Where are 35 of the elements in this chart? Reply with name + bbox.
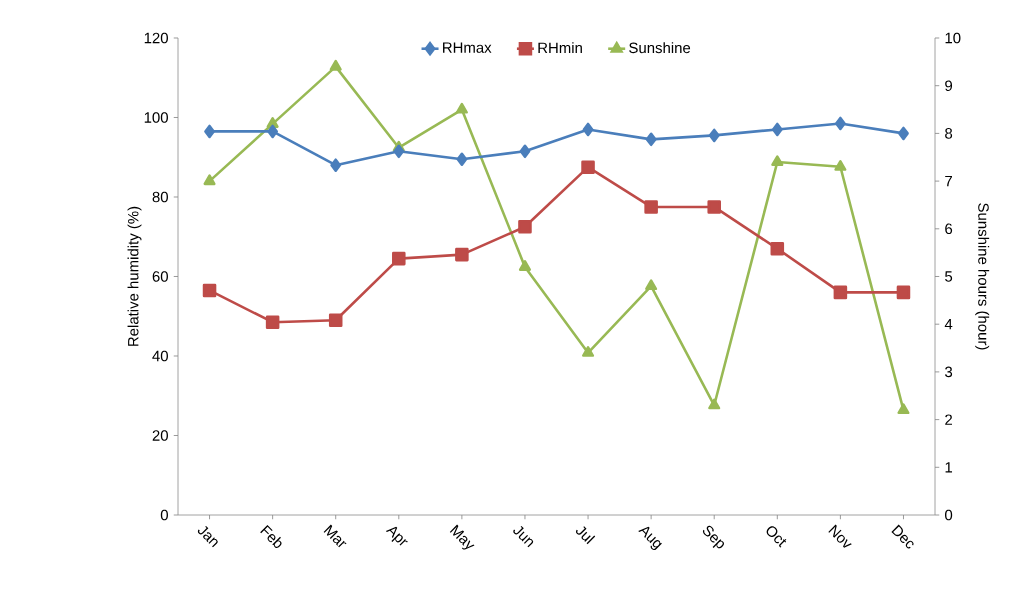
y2-tick-label: 3 bbox=[945, 366, 953, 378]
legend-label: RHmin bbox=[538, 42, 582, 54]
x-tick-label: Jan bbox=[197, 525, 218, 548]
y2-axis-title: Sunshine hours (hour) bbox=[975, 203, 990, 350]
y2-tick-label: 7 bbox=[945, 175, 953, 187]
x-tick-label: Feb bbox=[260, 525, 282, 549]
y2-tick-label: 9 bbox=[945, 80, 953, 91]
x-tick-label: Mar bbox=[323, 524, 347, 548]
y-tick-label: 60 bbox=[152, 271, 168, 282]
x-tick-label: Oct bbox=[766, 526, 787, 548]
y2-tick-label: 1 bbox=[945, 462, 953, 473]
y-tick-label: 40 bbox=[152, 350, 168, 362]
y-tick-label: 20 bbox=[152, 430, 168, 441]
y2-tick-label: 2 bbox=[945, 414, 953, 425]
y-axis-title: Relative humidity (%) bbox=[127, 206, 142, 346]
y2-tick-label: 8 bbox=[945, 128, 953, 139]
x-tick-label: Jul bbox=[576, 526, 596, 545]
x-tick-label: May bbox=[449, 524, 475, 550]
y-tick-label: 80 bbox=[152, 191, 168, 203]
y2-tick-label: 10 bbox=[945, 32, 961, 44]
x-tick-label: Apr bbox=[385, 526, 408, 546]
y2-tick-label: 6 bbox=[945, 223, 953, 235]
x-tick-label: Sep bbox=[702, 525, 725, 549]
x-tick-label: Dec bbox=[891, 524, 914, 549]
y-tick-label: 120 bbox=[144, 32, 168, 44]
y2-tick-label: 0 bbox=[945, 509, 953, 521]
y2-tick-label: 4 bbox=[944, 319, 953, 330]
x-tick-label: Nov bbox=[828, 524, 852, 548]
legend-label: Sunshine bbox=[629, 42, 691, 54]
x-tick-label: Jun bbox=[513, 525, 534, 548]
y-tick-label: 0 bbox=[160, 509, 168, 521]
x-tick-label: Aug bbox=[638, 526, 662, 551]
y2-tick-label: 5 bbox=[945, 271, 953, 282]
legend-label: RHmax bbox=[443, 42, 492, 53]
y-tick-label: 100 bbox=[144, 112, 168, 123]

════════════════════

**What is needed**
Duplicate the lines in the records above, starting at the line that contains "y2-tick-label: 3 bbox=[945, 366, 953, 378]" and ending at the line that contains "y-tick-label: 60 bbox=[152, 271, 168, 282]".

**Task output**
y2-tick-label: 3 bbox=[945, 366, 953, 378]
legend-label: RHmin bbox=[538, 42, 582, 54]
x-tick-label: Jan bbox=[197, 525, 218, 548]
y2-axis-title: Sunshine hours (hour) bbox=[975, 203, 990, 350]
y2-tick-label: 7 bbox=[945, 175, 953, 187]
x-tick-label: Feb bbox=[260, 525, 282, 549]
y2-tick-label: 9 bbox=[945, 80, 953, 91]
x-tick-label: Mar bbox=[323, 524, 347, 548]
y-tick-label: 60 bbox=[152, 271, 168, 282]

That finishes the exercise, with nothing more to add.